== To do ==
In the material below, the lines containing the word "ณาเล" are required; copy each of them.

'''

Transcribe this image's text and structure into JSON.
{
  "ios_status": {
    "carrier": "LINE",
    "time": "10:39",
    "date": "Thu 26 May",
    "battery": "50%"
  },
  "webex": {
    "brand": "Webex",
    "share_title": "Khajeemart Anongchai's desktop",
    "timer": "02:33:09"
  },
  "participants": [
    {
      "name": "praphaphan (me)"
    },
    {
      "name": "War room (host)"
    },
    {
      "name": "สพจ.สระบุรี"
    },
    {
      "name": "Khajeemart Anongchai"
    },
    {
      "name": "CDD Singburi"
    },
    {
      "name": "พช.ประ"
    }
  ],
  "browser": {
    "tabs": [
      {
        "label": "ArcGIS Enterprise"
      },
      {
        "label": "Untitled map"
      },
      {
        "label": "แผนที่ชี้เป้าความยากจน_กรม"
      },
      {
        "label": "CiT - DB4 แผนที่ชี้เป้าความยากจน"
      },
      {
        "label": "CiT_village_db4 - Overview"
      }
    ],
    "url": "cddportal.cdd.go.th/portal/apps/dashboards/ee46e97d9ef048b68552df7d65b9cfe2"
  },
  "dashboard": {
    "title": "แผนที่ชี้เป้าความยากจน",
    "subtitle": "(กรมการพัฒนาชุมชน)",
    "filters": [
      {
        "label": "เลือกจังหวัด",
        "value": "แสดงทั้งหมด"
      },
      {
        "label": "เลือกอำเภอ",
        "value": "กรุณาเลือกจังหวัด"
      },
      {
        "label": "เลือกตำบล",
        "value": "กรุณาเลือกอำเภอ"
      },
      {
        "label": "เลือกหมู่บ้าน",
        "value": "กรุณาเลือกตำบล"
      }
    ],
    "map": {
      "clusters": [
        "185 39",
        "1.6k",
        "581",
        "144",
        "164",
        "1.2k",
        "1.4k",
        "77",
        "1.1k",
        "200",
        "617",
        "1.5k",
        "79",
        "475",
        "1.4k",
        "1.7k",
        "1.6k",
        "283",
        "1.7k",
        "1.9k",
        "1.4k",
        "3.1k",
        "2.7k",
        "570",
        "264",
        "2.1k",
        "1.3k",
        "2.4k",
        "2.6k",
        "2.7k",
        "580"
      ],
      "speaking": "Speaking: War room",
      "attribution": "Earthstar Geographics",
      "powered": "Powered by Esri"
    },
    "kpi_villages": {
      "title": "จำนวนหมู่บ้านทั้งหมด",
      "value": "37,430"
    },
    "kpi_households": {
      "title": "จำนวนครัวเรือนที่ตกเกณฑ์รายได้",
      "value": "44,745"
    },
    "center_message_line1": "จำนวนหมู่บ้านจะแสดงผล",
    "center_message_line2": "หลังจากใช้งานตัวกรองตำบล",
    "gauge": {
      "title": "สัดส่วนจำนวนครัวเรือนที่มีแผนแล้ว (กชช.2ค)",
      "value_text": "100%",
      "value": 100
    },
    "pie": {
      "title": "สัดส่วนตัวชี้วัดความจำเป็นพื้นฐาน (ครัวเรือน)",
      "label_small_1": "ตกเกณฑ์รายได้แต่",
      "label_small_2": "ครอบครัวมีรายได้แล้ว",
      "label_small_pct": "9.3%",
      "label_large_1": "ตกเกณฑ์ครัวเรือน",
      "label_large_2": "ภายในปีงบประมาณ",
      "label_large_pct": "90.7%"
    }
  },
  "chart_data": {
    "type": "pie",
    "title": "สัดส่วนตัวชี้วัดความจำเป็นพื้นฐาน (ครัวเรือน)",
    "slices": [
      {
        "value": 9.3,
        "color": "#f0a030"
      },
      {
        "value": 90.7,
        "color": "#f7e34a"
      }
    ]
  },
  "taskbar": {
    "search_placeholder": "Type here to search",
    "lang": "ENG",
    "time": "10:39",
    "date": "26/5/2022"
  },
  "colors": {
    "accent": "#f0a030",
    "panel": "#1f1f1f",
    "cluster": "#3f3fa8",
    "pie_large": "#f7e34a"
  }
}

'''

== The completed task ==
        "value": "กรุณาเลือกจังหวัด"
        "value": "กรุณาเลือกอำเภอ"
        "value": "กรุณาเลือกตำบล"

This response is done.